Aim
The entries below should be output exactly as written.

<<<<

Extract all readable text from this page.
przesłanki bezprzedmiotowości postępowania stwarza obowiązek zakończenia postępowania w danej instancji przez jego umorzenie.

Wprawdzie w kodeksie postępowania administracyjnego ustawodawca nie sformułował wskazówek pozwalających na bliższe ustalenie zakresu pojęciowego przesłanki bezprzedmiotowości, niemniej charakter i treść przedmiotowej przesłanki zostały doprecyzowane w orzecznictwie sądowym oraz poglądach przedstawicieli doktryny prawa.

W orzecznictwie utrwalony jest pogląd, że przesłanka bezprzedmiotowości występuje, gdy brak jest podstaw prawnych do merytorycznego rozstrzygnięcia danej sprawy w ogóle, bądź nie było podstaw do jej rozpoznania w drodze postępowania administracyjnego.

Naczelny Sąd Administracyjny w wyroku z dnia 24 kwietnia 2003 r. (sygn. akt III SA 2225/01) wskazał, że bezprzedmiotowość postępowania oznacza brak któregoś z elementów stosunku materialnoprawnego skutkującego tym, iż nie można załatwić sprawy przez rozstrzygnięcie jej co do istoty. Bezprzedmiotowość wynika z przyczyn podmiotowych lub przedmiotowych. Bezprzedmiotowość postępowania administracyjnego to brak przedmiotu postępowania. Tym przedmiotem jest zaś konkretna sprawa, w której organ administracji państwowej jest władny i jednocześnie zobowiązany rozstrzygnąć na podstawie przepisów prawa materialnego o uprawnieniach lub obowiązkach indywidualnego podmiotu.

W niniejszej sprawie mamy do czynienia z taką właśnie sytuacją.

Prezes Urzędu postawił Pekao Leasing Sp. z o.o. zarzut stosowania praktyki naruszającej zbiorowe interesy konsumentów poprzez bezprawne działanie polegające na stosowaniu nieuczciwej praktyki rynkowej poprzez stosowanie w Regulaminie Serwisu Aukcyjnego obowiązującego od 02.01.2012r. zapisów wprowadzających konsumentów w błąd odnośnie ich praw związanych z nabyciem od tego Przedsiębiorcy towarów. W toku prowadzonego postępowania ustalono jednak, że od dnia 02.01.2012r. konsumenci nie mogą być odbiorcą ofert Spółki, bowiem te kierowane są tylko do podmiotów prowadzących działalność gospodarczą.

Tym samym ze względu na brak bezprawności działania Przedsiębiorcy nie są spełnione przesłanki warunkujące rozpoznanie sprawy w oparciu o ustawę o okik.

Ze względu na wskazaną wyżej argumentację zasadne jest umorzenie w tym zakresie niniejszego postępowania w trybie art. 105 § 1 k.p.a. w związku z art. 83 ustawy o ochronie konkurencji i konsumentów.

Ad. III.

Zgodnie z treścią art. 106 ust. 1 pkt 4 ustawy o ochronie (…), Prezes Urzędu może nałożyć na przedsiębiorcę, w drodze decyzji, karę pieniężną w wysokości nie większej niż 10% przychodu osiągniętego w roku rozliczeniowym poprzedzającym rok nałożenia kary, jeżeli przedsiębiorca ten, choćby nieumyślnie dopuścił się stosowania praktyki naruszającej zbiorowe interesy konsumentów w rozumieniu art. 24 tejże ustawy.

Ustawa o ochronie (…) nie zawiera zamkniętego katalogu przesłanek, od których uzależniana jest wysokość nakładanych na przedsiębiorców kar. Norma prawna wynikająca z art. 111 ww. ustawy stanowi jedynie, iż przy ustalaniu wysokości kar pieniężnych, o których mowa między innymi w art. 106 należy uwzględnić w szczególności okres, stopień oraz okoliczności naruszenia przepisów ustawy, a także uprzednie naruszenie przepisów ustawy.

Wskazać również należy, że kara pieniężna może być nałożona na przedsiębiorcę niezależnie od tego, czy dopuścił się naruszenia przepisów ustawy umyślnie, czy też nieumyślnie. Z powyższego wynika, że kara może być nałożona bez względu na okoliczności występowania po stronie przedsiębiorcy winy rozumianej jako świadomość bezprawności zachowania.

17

>>>>

Answer
Extract all readable text from this page.
przesłanki bezprzedmiotowości postępowania stwarza obowiązek zakończenia postępowania w danej instancji przez jego umorzenie.

Wprawdzie w kodeksie postępowania administracyjnego ustawodawca nie sformułował wskazówek pozwalających na bliższe ustalenie zakresu pojęciowego przesłanki bezprzedmiotowości, niemniej charakter i treść przedmiotowej przesłanki zostały doprecyzowane w orzecznictwie sądowym oraz poglądach przedstawicieli doktryny prawa.

W orzecznictwie utrwalony jest pogląd, że przesłanka bezprzedmiotowości występuje, gdy brak jest podstaw prawnych do merytorycznego rozstrzygnięcia danej sprawy w ogóle, bądź nie było podstaw do jej rozpoznania w drodze postępowania administracyjnego.

Naczelny Sąd Administracyjny w wyroku z dnia 24 kwietnia 2003 r. (sygn. akt III SA 2225/01) wskazał, że bezprzedmiotowość postępowania oznacza brak któregoś z elementów stosunku materialnoprawnego skutkującego tym, iż nie można załatwić sprawy przez rozstrzygnięcie jej co do istoty. Bezprzedmiotowość wynika z przyczyn podmiotowych lub przedmiotowych. Bezprzedmiotowość postępowania administracyjnego to brak przedmiotu postępowania. Tym przedmiotem jest zaś konkretna sprawa, w której organ administracji państwowej jest władny i jednocześnie zobowiązany rozstrzygnąć na podstawie przepisów prawa materialnego o uprawnieniach lub obowiązkach indywidualnego podmiotu.

W niniejszej sprawie mamy do czynienia z taką właśnie sytuacją.

Prezes Urzędu postawił Pekao Leasing Sp. z o.o. zarzut stosowania praktyki naruszającej zbiorowe interesy konsumentów poprzez bezprawne działanie polegające na stosowaniu nieuczciwej praktyki rynkowej poprzez stosowanie w Regulaminie Serwisu Aukcyjnego obowiązującego od 02.01.2012r. zapisów wprowadzających konsumentów w błąd odnośnie ich praw związanych z nabyciem od tego Przedsiębiorcy towarów. W toku prowadzonego postępowania ustalono jednak, że od dnia 02.01.2012r. konsumenci nie mogą być odbiorcą ofert Spółki, bowiem te kierowane są tylko do podmiotów prowadzących działalność gospodarczą.

Tym samym ze względu na brak bezprawności działania Przedsiębiorcy nie są spełnione przesłanki warunkujące rozpoznanie sprawy w oparciu o ustawę o okik.

Ze względu na wskazaną wyżej argumentację zasadne jest umorzenie w tym zakresie niniejszego postępowania w trybie art. 105 § 1 k.p.a. w związku z art. 83 ustawy o ochronie konkurencji i konsumentów.

Ad. III.

Zgodnie z treścią art. 106 ust. 1 pkt 4 ustawy o ochronie (…), Prezes Urzędu może nałożyć na przedsiębiorcę, w drodze decyzji, karę pieniężną w wysokości nie większej niż 10% przychodu osiągniętego w roku rozliczeniowym poprzedzającym rok nałożenia kary, jeżeli przedsiębiorca ten, choćby nieumyślnie dopuścił się stosowania praktyki naruszającej zbiorowe interesy konsumentów w rozumieniu art. 24 tejże ustawy.

Ustawa o ochronie (…) nie zawiera zamkniętego katalogu przesłanek, od których uzależniana jest wysokość nakładanych na przedsiębiorców kar. Norma prawna wynikająca z art. 111 ww. ustawy stanowi jedynie, iż przy ustalaniu wysokości kar pieniężnych, o których mowa między innymi w art. 106 należy uwzględnić w szczególności okres, stopień oraz okoliczności naruszenia przepisów ustawy, a także uprzednie naruszenie przepisów ustawy.

Wskazać również należy, że kara pieniężna może być nałożona na przedsiębiorcę niezależnie od tego, czy dopuścił się naruszenia przepisów ustawy umyślnie, czy też nieumyślnie. Z powyższego wynika, że kara może być nałożona bez względu na okoliczności występowania po stronie przedsiębiorcy winy rozumianej jako świadomość bezprawności zachowania.

17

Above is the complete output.